Work to be completed:
Copy each line below in which the word "JSON" occurs.

Data supplied:

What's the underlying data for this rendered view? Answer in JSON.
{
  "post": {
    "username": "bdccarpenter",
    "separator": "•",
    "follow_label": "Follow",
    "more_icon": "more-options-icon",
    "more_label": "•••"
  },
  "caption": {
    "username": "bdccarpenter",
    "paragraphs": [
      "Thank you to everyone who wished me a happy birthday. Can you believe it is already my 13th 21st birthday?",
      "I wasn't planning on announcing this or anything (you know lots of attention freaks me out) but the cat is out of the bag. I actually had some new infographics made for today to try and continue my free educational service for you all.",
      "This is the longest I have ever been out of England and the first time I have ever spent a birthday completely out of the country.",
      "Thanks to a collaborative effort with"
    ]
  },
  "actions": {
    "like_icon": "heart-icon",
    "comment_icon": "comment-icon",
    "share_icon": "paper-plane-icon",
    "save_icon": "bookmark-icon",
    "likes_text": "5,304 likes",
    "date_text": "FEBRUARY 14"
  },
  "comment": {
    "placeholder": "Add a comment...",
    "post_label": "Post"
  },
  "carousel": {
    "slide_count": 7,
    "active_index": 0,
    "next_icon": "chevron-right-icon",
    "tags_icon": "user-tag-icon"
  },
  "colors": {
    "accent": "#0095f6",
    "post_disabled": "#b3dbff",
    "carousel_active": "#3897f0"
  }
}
---
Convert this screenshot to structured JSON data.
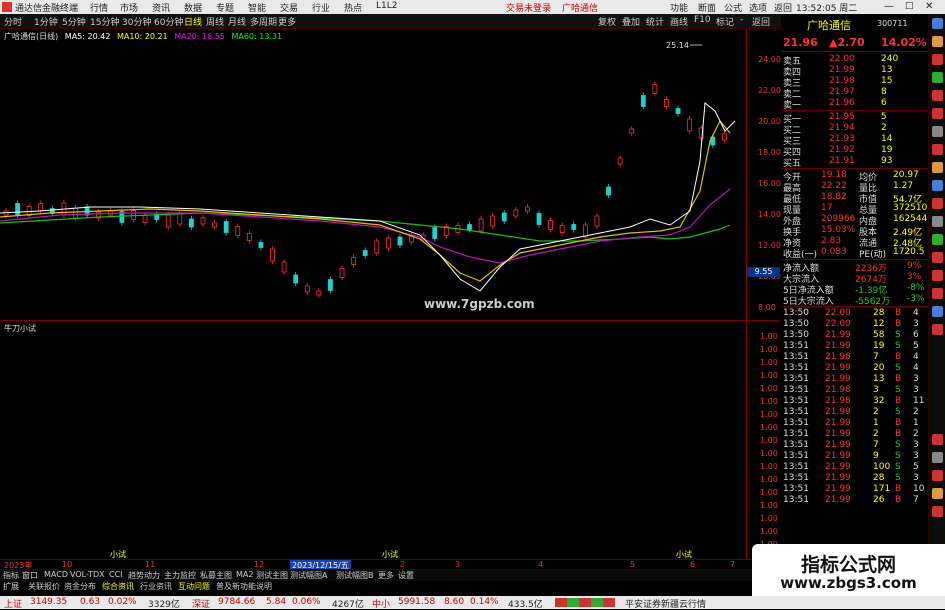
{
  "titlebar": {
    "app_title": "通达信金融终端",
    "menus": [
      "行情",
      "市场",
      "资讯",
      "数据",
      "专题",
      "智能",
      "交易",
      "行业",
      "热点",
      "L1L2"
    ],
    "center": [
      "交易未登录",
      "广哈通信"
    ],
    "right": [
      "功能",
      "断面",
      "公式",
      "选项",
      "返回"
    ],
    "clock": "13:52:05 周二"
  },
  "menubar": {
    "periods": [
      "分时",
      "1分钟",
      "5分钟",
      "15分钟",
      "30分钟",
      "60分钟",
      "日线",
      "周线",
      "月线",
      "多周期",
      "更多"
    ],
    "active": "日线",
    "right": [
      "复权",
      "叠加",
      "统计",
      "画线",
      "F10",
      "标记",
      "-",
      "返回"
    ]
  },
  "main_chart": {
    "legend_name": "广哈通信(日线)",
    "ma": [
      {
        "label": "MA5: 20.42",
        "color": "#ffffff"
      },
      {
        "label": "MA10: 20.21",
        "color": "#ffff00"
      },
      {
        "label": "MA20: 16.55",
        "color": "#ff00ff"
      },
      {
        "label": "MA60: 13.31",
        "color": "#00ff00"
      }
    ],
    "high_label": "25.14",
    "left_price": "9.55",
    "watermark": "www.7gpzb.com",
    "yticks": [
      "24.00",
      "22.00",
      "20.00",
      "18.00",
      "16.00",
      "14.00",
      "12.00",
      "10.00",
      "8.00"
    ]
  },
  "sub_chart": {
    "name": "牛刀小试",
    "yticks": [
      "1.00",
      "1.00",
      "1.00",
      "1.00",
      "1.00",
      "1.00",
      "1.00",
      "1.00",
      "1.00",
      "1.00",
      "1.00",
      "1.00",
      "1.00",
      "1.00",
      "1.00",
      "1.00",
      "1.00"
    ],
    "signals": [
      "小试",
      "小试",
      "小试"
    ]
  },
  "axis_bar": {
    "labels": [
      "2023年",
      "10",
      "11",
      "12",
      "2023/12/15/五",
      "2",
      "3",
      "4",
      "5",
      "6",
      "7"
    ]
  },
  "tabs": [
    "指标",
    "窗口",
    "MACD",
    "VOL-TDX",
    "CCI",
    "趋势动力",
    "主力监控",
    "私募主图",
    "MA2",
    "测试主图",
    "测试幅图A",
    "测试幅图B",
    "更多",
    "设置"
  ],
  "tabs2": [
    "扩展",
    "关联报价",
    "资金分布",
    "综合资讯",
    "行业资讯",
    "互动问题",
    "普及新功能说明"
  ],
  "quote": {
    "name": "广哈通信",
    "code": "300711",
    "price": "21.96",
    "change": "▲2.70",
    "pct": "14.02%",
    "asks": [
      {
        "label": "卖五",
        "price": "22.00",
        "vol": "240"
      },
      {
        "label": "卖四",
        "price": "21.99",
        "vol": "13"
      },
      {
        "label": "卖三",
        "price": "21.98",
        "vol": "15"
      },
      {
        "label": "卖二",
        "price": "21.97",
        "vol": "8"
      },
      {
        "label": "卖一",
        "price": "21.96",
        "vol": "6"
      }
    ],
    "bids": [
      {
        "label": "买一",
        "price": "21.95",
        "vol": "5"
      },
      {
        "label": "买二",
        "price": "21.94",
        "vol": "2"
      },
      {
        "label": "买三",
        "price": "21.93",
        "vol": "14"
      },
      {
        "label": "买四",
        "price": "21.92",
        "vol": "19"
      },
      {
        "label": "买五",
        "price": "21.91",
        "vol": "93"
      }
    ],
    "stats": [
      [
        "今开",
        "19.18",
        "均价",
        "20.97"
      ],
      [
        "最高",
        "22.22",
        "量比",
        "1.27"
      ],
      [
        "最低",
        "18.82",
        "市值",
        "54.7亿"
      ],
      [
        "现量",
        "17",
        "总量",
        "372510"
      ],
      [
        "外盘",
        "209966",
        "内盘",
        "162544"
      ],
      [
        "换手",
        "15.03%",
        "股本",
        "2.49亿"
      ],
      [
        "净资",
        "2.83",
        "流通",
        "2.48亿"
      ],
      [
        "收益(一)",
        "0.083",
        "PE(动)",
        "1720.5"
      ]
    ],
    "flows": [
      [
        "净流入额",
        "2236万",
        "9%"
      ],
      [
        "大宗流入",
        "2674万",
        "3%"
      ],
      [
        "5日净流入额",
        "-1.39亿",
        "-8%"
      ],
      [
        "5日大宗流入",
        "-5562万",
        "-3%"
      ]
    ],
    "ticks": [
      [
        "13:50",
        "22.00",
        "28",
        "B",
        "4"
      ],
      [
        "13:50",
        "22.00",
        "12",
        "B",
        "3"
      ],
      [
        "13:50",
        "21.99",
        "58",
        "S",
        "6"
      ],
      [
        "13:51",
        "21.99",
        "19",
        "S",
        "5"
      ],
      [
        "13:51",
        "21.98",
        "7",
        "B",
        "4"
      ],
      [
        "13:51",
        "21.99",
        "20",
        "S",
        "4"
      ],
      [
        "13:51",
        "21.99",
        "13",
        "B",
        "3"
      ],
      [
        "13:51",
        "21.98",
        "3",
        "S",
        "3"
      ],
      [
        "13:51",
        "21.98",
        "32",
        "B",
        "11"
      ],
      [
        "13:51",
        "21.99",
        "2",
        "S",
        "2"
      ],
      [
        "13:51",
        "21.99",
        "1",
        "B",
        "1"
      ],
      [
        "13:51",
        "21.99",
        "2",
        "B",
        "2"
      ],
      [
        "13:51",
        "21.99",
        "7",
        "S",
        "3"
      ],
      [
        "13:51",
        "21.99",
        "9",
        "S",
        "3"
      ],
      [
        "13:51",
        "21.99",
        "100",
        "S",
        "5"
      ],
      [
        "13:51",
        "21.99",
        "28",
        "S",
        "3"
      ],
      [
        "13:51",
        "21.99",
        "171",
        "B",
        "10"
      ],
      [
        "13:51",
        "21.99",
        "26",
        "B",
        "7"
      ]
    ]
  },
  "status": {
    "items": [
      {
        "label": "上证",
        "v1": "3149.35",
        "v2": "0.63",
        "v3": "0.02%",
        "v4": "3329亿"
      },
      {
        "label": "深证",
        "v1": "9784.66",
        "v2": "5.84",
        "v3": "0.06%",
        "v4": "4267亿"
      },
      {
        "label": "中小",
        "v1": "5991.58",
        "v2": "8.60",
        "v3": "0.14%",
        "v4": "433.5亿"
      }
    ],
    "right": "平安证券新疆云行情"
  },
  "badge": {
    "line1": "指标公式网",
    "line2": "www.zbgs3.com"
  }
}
--
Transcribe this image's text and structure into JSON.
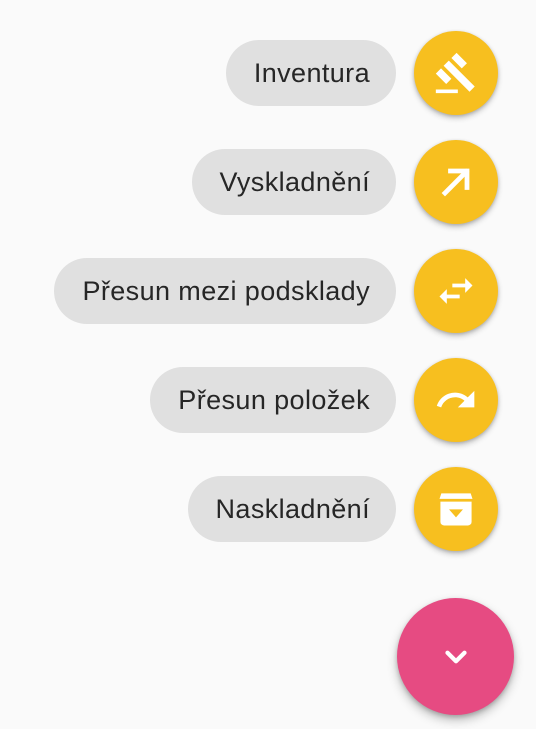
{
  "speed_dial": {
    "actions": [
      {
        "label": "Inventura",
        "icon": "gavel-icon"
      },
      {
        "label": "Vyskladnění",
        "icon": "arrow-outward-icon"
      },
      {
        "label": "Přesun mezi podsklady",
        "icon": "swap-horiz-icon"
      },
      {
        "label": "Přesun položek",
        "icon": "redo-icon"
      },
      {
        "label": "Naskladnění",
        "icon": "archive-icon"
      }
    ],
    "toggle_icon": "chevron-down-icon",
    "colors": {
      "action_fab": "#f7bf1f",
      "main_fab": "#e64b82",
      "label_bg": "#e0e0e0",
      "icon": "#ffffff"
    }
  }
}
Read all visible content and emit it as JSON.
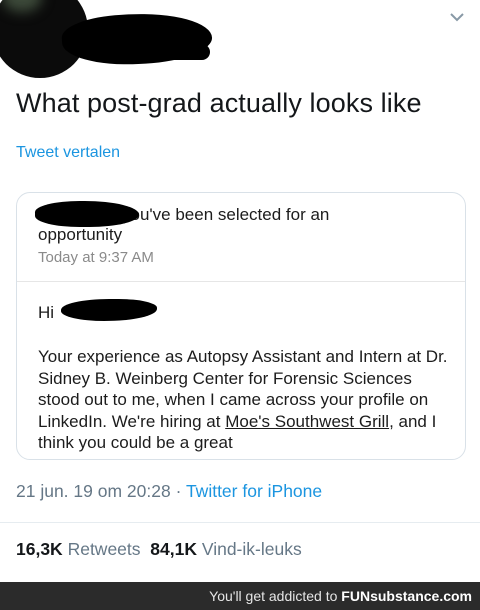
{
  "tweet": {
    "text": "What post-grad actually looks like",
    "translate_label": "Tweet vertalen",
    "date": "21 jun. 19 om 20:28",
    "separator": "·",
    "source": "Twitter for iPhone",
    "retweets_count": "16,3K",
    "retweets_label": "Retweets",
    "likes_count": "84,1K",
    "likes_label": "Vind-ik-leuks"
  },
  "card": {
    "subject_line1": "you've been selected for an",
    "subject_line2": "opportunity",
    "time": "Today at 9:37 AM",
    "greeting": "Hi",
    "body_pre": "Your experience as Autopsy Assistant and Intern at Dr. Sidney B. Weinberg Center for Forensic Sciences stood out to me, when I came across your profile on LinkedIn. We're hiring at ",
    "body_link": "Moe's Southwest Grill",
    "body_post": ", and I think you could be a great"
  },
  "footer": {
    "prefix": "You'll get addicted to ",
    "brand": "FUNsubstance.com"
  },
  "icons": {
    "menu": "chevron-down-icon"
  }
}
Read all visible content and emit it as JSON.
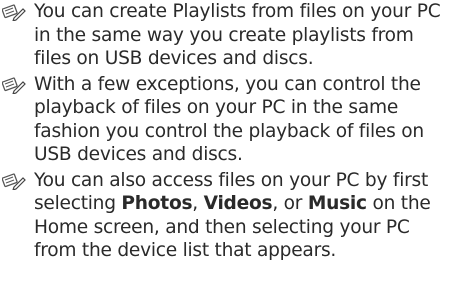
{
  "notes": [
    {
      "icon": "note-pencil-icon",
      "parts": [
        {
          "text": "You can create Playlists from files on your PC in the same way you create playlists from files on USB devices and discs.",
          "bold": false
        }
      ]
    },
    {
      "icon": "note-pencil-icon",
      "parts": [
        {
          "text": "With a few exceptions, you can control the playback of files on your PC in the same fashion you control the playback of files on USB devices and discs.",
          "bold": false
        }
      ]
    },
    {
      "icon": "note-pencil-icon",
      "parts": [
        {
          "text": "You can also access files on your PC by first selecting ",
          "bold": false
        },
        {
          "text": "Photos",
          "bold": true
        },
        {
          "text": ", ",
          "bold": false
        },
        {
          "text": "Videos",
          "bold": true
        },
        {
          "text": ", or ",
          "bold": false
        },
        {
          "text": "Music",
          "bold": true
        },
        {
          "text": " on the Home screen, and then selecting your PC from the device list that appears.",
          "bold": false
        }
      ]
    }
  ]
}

Output below:
What's the underlying data for this rendered view? Answer in JSON.
Convert this screenshot to structured JSON data.
Transcribe this image's text and structure into JSON.
Read all visible content and emit it as JSON.
Read all visible content and emit it as JSON.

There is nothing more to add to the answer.